■ DATA PROVIDED ■
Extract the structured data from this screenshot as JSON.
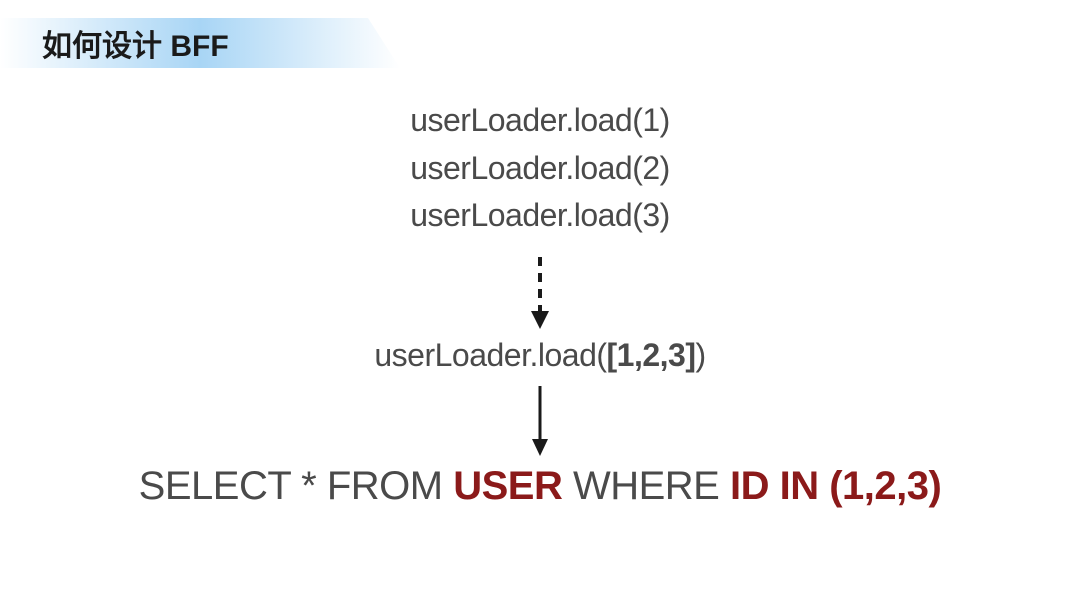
{
  "title": "如何设计 BFF",
  "code": {
    "line1": "userLoader.load(1)",
    "line2": "userLoader.load(2)",
    "line3": "userLoader.load(3)",
    "batchPrefix": "userLoader.load(",
    "batchArg": "[1,2,3]",
    "batchSuffix": ")"
  },
  "sql": {
    "part1": "SELECT * FROM ",
    "highlight1": "USER",
    "part2": " WHERE ",
    "highlight2": "ID IN (1,2,3)"
  }
}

■ STATED GOAL ■
Quote the records above exactly, leaving out any pictures.

■ OUTPUT OF THE TASK ■
Extract the structured data from this screenshot as JSON.
{
  "title": "如何设计 BFF",
  "code": {
    "line1": "userLoader.load(1)",
    "line2": "userLoader.load(2)",
    "line3": "userLoader.load(3)",
    "batchPrefix": "userLoader.load(",
    "batchArg": "[1,2,3]",
    "batchSuffix": ")"
  },
  "sql": {
    "part1": "SELECT * FROM ",
    "highlight1": "USER",
    "part2": " WHERE ",
    "highlight2": "ID IN (1,2,3)"
  }
}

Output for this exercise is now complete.